-- What is expected --
Find the lines below that contain the word "symbol" and count them. Only the number should be given.

-- Data lines --
########################################

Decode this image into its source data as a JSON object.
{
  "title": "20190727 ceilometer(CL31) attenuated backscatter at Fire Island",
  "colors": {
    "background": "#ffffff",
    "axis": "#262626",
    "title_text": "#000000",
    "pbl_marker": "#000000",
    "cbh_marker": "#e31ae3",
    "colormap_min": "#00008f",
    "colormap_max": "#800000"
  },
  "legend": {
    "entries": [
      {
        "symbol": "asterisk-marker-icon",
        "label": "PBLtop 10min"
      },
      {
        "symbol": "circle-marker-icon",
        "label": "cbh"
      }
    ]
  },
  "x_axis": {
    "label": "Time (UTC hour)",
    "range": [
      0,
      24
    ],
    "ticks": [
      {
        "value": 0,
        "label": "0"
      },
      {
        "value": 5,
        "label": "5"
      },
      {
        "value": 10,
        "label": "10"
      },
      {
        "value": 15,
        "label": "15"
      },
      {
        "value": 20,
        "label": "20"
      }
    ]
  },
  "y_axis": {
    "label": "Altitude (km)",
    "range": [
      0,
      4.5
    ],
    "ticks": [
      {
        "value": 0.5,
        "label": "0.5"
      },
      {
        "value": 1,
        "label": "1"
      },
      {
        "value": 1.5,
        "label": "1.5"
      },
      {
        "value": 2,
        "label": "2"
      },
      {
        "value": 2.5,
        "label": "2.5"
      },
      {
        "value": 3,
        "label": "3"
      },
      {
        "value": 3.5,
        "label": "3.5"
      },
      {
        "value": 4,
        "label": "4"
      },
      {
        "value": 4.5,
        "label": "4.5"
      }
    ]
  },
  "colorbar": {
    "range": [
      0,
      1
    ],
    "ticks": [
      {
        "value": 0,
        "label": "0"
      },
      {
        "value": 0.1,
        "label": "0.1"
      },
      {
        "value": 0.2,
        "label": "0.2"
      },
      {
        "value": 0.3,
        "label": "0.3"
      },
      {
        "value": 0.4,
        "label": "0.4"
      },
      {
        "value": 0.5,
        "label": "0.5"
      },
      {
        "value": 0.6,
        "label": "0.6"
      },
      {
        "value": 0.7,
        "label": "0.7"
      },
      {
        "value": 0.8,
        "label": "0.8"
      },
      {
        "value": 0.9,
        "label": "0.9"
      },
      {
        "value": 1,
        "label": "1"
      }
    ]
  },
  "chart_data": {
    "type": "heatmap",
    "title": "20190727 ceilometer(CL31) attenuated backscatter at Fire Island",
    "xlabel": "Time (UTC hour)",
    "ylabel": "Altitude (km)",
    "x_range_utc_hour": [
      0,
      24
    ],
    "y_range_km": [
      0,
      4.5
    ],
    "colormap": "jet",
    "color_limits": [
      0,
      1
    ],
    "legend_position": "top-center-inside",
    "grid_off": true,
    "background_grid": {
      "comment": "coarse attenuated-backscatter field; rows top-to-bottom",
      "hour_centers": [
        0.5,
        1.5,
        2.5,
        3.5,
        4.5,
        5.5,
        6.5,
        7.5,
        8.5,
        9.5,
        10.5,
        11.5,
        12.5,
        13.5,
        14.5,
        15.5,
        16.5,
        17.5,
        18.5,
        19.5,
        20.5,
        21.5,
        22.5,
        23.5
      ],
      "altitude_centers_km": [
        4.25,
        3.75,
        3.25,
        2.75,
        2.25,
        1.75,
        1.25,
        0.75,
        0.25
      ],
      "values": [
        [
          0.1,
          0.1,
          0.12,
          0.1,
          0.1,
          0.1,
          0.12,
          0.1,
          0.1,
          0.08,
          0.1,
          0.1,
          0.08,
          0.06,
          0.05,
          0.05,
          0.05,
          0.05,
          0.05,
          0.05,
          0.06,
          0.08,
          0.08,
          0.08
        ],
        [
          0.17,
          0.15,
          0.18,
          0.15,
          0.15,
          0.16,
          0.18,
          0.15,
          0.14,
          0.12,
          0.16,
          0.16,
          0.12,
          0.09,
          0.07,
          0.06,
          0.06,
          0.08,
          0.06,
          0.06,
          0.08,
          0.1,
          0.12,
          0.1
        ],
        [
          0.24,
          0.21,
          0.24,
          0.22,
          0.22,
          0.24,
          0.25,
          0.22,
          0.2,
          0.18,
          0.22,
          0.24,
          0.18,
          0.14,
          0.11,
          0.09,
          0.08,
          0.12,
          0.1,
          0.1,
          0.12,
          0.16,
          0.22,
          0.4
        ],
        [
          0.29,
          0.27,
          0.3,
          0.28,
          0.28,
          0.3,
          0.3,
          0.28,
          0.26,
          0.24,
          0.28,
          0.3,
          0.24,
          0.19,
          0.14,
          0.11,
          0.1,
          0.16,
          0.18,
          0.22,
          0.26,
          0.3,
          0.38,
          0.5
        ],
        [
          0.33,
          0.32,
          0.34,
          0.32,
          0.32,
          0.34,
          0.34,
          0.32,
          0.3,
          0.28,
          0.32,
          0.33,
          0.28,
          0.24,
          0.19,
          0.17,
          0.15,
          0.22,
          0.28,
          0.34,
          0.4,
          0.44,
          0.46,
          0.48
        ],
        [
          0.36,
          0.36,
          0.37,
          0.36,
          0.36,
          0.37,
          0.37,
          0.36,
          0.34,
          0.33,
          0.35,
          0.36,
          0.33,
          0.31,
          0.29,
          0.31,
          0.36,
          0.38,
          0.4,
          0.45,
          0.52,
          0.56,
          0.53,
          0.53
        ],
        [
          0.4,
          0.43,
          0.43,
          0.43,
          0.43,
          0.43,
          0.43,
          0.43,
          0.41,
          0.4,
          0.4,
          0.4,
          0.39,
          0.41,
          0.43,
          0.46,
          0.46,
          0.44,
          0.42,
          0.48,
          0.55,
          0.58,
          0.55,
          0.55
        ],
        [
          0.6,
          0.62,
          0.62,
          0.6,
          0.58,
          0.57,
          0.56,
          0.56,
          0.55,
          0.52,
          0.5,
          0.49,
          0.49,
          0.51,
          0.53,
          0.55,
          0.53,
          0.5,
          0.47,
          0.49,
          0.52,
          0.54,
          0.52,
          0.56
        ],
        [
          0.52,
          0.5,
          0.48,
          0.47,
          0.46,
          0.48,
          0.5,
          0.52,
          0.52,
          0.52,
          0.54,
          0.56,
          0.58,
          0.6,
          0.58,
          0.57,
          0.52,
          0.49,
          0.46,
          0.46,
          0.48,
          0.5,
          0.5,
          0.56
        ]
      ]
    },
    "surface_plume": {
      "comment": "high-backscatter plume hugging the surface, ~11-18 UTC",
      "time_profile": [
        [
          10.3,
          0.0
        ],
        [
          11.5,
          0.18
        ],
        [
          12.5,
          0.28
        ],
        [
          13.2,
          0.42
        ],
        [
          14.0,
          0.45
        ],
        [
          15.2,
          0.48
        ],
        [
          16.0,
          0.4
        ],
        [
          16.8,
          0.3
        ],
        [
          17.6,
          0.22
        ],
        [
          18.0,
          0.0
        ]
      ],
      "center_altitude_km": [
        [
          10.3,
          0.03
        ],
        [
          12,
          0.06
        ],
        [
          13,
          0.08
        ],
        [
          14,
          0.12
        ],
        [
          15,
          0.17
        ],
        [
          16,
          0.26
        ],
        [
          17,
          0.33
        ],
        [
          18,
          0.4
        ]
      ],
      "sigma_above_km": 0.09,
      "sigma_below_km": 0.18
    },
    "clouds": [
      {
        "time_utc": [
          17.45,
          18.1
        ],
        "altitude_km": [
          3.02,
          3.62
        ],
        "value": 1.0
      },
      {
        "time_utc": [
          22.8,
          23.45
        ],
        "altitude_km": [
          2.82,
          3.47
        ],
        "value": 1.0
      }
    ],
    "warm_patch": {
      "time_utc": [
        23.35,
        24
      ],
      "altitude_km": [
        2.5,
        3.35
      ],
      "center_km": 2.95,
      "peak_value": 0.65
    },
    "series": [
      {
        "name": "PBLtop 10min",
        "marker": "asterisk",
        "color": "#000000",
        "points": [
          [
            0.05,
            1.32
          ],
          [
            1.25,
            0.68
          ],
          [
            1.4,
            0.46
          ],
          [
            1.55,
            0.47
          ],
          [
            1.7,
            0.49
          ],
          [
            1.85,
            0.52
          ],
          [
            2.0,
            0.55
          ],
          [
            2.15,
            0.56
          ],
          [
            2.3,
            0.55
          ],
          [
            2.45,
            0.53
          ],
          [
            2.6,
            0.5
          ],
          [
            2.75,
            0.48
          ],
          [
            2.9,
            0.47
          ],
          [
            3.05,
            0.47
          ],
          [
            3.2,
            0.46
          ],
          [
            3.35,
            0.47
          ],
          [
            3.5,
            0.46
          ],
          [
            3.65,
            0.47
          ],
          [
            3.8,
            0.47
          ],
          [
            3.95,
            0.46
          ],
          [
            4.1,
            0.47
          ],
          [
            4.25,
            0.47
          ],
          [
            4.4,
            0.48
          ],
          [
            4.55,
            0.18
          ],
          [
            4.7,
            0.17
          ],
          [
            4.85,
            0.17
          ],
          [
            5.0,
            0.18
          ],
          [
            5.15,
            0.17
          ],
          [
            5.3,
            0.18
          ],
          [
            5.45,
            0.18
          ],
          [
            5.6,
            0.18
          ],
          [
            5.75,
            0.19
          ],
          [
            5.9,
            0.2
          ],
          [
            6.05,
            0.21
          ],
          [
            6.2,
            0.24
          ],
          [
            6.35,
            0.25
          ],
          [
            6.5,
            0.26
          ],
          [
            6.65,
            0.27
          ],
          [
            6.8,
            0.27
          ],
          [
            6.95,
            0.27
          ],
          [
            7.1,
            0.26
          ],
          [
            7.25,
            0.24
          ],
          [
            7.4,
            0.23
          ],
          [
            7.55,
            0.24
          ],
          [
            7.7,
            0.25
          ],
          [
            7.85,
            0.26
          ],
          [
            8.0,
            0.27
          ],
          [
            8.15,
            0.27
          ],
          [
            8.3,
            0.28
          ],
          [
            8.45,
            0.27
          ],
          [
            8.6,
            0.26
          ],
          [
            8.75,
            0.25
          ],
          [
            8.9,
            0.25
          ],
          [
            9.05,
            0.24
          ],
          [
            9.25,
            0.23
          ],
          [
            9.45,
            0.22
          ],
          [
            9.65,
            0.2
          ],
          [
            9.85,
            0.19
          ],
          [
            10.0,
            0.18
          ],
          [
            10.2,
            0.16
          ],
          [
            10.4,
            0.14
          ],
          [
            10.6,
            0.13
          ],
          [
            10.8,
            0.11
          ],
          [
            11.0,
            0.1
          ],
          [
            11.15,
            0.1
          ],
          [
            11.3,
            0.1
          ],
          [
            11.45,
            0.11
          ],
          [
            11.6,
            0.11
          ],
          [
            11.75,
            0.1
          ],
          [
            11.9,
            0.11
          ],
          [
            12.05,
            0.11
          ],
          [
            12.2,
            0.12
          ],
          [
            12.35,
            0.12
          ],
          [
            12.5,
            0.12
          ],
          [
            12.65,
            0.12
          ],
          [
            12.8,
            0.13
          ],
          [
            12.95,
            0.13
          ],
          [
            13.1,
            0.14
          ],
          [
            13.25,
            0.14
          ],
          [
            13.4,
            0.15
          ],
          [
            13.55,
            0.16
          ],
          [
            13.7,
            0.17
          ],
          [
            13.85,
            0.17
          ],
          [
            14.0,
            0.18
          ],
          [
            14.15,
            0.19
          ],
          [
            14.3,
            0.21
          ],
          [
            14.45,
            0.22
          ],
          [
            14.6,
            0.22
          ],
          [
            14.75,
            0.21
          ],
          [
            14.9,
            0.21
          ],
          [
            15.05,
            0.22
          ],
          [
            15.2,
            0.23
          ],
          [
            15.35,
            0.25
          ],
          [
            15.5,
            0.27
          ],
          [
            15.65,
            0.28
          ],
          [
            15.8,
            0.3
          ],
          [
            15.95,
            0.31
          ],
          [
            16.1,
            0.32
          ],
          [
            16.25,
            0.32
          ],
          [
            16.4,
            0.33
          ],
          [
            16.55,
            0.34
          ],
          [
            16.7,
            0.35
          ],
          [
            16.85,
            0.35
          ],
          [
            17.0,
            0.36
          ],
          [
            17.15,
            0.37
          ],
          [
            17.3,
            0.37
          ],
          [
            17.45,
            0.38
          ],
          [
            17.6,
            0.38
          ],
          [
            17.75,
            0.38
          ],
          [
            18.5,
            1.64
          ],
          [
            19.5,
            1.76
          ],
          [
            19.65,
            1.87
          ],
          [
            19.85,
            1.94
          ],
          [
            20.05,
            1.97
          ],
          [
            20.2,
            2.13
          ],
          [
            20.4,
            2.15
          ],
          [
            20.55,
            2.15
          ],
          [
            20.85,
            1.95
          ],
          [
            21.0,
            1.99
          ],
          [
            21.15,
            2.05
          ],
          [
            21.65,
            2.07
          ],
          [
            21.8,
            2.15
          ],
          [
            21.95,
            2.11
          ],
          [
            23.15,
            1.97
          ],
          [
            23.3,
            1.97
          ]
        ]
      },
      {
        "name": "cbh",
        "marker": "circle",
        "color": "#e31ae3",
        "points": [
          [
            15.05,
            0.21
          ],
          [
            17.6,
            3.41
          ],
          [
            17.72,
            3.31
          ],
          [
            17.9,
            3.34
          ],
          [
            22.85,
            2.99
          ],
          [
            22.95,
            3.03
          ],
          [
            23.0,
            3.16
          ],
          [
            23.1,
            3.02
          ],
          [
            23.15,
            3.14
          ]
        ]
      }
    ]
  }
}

########################################

-- Full solution --
2